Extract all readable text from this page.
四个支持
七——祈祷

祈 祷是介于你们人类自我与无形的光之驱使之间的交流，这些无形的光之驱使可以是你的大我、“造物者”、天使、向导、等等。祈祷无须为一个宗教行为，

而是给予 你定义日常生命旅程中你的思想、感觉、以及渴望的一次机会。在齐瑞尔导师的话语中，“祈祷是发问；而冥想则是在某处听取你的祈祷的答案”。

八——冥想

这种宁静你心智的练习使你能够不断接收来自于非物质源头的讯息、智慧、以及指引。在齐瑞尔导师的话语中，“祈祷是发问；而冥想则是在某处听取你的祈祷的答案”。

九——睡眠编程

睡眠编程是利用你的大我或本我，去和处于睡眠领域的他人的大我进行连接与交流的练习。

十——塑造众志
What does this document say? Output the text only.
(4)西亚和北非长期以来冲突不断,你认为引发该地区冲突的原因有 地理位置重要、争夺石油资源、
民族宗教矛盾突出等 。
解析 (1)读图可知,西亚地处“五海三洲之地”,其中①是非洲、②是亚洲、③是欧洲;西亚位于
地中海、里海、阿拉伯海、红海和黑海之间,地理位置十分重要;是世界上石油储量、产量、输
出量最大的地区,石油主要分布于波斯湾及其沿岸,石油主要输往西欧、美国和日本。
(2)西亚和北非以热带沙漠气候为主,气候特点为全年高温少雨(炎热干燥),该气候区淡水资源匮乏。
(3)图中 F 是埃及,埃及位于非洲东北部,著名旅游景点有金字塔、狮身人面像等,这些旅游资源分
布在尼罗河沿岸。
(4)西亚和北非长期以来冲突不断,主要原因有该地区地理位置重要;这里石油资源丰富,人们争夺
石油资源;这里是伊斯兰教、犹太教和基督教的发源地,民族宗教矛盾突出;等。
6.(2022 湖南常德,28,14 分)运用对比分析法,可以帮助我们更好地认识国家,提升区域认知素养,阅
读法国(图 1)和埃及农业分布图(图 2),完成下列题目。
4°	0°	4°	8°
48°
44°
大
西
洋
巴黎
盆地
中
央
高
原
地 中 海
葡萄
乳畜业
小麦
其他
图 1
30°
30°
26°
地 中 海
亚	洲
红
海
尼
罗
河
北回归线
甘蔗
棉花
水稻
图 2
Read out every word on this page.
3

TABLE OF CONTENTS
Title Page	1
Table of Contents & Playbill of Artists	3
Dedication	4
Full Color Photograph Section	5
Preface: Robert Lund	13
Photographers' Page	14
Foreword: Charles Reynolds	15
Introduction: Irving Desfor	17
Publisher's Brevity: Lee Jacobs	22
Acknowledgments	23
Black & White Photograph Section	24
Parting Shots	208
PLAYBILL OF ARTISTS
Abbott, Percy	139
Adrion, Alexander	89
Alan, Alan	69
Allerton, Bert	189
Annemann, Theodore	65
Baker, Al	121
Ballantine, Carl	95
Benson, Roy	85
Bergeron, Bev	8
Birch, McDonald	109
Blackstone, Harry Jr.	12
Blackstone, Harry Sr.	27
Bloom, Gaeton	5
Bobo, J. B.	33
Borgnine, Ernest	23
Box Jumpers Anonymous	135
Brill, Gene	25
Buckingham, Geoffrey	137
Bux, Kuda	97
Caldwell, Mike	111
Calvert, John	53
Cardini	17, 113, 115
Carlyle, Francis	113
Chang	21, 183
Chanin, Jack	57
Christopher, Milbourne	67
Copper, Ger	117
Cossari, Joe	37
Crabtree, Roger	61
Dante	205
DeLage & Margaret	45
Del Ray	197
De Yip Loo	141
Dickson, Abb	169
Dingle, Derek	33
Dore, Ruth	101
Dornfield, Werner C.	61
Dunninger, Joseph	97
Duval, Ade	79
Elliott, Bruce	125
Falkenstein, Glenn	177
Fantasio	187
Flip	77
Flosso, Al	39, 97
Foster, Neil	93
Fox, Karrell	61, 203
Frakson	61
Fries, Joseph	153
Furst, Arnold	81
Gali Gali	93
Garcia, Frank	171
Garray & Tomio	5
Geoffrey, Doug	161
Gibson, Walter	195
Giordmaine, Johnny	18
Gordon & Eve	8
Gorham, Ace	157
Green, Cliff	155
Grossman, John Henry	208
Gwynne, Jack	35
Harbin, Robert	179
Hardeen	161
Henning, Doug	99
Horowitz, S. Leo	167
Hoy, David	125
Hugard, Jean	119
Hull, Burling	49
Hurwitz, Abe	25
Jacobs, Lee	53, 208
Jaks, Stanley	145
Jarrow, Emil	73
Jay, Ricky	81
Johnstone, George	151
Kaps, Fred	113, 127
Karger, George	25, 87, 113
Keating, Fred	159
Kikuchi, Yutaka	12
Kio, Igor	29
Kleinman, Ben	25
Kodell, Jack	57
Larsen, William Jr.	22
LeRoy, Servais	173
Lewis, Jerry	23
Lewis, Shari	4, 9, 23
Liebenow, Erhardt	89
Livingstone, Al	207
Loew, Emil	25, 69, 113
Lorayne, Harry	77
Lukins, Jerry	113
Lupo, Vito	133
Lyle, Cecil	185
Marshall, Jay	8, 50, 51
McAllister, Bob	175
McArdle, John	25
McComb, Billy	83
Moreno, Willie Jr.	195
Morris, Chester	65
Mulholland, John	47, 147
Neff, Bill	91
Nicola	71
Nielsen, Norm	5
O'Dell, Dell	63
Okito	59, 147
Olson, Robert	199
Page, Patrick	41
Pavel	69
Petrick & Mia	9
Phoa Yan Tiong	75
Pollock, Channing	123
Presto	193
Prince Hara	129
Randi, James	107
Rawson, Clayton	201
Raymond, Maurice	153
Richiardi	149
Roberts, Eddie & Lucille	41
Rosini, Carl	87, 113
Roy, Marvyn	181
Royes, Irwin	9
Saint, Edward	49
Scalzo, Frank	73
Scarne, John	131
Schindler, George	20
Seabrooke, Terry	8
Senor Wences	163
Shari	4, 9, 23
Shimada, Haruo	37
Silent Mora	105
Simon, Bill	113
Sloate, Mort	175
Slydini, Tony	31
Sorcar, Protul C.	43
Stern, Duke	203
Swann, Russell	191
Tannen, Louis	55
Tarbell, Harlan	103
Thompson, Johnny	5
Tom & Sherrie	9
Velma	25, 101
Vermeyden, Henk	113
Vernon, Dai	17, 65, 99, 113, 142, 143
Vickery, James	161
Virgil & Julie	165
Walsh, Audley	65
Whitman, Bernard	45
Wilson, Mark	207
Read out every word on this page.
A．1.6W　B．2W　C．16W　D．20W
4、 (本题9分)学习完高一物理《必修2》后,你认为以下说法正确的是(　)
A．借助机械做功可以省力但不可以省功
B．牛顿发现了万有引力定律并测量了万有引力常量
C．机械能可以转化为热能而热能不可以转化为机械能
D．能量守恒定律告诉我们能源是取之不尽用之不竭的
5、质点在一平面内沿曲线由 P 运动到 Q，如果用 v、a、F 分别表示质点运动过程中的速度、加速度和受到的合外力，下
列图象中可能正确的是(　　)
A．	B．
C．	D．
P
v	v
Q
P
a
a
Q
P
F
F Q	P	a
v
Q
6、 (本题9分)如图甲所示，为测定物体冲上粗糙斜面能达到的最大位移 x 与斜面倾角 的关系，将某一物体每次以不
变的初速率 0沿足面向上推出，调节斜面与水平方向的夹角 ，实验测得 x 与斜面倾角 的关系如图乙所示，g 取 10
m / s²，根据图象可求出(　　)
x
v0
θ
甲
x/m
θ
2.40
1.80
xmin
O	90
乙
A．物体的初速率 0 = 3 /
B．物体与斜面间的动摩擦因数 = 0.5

-----

- JOB:
Search the records above for "text". Copy each line where it is found.

- SOLUTION:
Extract all readable text from this page.
What does this document say? Output the text only.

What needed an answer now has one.